____ STORED DATA

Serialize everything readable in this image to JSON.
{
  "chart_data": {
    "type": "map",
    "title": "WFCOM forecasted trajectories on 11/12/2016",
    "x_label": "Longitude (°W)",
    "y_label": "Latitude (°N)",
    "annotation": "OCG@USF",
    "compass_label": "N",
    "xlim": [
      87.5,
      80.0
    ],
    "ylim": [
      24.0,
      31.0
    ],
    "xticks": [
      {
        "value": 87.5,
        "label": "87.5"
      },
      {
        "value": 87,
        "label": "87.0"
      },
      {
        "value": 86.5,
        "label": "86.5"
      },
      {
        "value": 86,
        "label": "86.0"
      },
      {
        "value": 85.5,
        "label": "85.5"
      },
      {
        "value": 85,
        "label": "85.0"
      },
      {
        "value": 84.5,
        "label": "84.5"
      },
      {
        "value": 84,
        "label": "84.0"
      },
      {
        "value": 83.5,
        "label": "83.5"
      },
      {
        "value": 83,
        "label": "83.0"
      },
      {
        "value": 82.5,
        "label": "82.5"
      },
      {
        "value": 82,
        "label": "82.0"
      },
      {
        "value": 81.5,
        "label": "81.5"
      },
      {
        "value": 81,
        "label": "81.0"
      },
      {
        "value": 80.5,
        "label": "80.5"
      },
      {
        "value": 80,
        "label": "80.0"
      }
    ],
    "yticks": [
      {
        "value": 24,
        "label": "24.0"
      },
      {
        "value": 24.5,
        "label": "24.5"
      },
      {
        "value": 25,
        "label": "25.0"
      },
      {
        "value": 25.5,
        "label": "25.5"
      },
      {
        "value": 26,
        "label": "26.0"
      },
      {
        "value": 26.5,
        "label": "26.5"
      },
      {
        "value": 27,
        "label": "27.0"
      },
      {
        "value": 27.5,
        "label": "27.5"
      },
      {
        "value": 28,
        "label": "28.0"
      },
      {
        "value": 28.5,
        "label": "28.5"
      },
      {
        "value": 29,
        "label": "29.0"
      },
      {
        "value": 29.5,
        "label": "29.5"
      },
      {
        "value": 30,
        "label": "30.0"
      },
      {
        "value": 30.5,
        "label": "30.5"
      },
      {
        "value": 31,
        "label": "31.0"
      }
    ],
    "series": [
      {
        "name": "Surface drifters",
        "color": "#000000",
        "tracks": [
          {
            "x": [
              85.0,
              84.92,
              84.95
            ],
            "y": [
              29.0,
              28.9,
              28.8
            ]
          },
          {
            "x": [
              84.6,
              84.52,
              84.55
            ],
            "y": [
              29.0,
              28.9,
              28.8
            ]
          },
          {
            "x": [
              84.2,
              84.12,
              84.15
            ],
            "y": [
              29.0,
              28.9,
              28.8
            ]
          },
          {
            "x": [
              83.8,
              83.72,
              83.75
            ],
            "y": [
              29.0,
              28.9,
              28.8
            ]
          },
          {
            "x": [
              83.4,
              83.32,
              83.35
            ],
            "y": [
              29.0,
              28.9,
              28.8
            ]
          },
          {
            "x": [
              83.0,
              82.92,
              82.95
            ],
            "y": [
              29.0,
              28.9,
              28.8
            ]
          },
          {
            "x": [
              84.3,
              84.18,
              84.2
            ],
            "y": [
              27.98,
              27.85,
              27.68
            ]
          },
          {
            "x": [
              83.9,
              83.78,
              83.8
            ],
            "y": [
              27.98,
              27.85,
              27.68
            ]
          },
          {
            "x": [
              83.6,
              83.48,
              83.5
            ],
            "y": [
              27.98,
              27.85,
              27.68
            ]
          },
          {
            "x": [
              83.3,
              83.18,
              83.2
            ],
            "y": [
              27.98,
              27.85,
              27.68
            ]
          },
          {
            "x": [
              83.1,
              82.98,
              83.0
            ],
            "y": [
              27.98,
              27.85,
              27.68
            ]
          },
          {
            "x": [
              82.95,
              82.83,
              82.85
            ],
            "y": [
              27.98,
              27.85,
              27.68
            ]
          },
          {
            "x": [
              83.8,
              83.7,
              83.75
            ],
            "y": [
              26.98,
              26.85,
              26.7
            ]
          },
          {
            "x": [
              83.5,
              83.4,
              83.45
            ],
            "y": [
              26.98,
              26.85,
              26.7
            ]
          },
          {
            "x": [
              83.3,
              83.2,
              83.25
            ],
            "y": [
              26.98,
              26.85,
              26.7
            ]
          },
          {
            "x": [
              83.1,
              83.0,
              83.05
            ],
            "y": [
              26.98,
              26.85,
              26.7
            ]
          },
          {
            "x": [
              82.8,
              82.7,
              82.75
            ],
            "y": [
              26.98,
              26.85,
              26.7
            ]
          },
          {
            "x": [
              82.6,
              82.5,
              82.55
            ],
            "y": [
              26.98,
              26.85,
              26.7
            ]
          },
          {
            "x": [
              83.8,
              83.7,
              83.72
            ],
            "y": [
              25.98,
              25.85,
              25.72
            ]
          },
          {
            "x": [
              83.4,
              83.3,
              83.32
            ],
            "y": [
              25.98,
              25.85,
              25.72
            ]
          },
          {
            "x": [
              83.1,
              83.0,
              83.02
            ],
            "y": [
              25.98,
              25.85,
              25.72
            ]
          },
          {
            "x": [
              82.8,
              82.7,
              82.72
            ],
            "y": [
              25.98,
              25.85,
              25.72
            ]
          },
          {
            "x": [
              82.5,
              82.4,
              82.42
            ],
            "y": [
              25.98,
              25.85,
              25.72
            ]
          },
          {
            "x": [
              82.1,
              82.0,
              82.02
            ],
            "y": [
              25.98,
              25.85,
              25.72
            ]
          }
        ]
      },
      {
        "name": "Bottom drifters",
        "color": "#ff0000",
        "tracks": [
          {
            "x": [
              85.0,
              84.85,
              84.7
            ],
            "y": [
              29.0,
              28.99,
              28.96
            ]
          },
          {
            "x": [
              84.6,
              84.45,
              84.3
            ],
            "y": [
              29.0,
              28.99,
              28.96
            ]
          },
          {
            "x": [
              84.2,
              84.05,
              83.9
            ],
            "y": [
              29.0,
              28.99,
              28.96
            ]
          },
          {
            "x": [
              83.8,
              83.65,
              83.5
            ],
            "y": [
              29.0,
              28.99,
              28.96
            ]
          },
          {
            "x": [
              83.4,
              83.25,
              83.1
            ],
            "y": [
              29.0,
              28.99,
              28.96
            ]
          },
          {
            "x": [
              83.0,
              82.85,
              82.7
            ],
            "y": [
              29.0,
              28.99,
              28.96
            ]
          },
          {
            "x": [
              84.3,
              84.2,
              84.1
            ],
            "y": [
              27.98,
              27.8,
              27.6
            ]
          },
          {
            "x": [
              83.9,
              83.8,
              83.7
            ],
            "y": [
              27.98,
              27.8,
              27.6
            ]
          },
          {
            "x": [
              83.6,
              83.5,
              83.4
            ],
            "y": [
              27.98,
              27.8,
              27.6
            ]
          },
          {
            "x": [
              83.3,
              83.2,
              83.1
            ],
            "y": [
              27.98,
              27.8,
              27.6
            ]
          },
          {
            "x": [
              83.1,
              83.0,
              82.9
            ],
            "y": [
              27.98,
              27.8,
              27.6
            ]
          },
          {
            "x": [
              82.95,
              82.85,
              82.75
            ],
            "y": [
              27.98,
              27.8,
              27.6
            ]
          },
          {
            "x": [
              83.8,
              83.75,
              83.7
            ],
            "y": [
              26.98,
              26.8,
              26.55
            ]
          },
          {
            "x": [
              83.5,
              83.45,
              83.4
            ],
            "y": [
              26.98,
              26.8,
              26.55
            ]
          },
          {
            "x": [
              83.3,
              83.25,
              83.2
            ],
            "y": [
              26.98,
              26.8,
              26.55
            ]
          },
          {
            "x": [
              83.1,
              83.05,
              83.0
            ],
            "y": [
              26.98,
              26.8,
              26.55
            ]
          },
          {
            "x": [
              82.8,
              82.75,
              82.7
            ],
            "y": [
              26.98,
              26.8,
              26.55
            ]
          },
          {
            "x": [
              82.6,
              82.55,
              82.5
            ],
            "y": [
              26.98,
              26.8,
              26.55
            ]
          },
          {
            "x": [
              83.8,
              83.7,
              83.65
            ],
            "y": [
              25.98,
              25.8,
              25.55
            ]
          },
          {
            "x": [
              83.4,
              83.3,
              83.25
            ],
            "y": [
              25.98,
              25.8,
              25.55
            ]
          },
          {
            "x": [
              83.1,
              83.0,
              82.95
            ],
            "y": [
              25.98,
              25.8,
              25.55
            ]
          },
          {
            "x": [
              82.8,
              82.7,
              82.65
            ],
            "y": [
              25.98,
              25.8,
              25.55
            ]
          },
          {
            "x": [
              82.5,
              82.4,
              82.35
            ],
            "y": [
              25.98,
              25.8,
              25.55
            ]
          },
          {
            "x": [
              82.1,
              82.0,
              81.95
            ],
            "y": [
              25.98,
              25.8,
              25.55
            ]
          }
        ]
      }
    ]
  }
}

________

EXERCISE:
Give the count of lines in the records that contain "drifters", and no other text.

EXERCISE RESULT:
2